■ TASK TO CARRY OUT: Copy out all the lines where "only" shows up.

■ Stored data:

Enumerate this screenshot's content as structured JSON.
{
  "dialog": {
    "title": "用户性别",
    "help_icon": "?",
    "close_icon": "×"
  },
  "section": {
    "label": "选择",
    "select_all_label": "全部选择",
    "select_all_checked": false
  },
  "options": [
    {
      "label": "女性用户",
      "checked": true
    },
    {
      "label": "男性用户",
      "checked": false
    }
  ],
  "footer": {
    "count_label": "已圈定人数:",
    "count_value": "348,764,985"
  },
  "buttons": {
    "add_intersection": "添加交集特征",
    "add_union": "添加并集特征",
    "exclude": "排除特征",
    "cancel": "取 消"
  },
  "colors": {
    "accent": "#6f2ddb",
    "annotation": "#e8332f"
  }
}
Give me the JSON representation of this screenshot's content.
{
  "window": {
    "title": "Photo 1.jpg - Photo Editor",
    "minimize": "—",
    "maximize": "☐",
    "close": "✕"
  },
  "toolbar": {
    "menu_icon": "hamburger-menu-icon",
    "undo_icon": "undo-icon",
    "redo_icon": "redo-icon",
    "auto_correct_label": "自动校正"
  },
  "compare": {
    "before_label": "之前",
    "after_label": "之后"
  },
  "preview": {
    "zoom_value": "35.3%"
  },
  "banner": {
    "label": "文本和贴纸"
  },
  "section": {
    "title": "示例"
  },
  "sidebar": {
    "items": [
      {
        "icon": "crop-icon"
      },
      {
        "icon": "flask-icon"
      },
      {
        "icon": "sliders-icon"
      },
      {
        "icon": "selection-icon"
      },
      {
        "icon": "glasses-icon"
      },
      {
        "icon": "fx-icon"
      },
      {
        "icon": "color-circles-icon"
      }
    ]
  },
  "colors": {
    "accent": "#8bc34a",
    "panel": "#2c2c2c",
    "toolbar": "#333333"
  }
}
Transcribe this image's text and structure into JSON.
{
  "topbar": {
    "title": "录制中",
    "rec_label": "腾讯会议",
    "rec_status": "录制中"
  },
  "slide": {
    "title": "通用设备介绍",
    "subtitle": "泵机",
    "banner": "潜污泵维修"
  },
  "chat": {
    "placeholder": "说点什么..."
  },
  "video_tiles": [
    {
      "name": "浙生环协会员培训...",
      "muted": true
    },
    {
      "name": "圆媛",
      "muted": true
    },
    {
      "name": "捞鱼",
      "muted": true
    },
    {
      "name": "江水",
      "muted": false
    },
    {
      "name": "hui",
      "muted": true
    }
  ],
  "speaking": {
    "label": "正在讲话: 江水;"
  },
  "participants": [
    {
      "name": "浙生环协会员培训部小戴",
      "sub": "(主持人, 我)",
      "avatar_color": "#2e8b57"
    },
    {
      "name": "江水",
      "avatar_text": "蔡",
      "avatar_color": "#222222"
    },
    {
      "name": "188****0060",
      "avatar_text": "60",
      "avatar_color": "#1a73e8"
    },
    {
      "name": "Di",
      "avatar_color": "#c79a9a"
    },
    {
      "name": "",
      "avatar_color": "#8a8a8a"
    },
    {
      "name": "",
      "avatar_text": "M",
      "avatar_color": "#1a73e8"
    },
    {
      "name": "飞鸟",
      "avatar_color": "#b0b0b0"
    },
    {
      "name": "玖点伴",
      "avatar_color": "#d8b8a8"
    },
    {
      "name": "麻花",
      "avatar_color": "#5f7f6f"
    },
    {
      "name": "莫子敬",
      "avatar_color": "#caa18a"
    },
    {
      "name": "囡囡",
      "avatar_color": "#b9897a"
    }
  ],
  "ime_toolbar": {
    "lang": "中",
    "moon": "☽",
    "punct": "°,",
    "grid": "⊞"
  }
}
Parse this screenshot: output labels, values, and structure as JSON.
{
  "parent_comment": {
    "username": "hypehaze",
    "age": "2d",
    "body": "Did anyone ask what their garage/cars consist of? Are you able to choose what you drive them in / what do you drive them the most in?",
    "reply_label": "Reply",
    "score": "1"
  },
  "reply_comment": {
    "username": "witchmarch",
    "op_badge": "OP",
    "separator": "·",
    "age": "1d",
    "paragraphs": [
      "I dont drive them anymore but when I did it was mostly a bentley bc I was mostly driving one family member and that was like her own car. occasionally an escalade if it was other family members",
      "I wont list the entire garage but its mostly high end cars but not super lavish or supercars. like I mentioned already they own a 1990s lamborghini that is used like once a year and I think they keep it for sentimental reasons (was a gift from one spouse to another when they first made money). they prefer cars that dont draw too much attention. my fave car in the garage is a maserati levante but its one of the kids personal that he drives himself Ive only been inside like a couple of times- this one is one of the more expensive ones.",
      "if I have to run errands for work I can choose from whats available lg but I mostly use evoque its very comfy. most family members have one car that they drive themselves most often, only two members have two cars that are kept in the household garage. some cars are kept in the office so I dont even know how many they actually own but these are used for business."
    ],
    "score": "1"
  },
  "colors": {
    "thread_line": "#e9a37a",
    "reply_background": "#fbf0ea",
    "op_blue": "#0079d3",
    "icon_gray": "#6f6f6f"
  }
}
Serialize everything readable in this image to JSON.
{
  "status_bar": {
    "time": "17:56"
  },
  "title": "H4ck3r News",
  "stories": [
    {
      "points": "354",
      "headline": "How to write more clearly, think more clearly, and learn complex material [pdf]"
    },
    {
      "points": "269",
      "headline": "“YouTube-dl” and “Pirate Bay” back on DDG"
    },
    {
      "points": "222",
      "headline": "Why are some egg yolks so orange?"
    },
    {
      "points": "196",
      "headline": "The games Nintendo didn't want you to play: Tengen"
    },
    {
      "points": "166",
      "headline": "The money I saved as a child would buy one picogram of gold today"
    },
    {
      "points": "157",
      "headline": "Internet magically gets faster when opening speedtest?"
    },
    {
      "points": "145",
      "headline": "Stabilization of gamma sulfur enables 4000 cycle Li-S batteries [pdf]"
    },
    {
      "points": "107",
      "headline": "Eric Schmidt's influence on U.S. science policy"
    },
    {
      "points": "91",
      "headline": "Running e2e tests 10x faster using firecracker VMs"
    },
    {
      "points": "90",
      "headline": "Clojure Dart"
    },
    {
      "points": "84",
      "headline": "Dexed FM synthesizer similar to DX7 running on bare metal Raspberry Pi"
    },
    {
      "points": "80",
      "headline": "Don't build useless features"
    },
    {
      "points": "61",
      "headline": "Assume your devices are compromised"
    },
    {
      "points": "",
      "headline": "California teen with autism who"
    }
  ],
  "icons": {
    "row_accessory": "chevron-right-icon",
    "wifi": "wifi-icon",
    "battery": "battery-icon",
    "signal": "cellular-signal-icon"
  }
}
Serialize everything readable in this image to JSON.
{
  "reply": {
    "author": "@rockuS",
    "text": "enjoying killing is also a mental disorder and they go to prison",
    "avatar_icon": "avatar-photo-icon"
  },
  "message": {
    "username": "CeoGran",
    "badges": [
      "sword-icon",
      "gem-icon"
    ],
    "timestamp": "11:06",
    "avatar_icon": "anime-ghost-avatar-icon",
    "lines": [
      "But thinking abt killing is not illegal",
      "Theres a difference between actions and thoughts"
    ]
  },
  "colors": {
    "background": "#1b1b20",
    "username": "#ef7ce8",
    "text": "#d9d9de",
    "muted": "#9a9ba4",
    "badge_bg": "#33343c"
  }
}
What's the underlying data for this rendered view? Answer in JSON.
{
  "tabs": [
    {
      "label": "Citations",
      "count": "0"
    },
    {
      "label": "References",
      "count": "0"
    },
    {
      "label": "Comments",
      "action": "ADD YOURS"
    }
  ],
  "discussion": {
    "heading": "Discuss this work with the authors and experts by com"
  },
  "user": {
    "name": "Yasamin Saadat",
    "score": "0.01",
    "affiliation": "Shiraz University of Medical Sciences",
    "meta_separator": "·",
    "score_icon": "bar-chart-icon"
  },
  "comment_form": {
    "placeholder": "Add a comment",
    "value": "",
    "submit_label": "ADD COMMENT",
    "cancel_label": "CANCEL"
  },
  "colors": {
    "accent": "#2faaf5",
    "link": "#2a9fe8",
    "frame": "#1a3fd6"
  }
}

■ COMPLETED EXERCISE:
      "I wont list the entire garage but its mostly high end cars but not super lavish or supercars. like I mentioned already they own a 1990s lamborghini that is used like once a year and I think they keep it for sentimental reasons (was a gift from one spouse to another when they first made money). they prefer cars that dont draw too much attention. my fave car in the garage is a maserati levante but its one of the kids personal that he drives himself Ive only been inside like a couple of times- this one is one of the more expensive ones.",
      "if I have to run errands for work I can choose from whats available lg but I mostly use evoque its very comfy. most family members have one car that they drive themselves most often, only two members have two cars that are kept in the household garage. some cars are kept in the office so I dont even know how many they actually own but these are used for business."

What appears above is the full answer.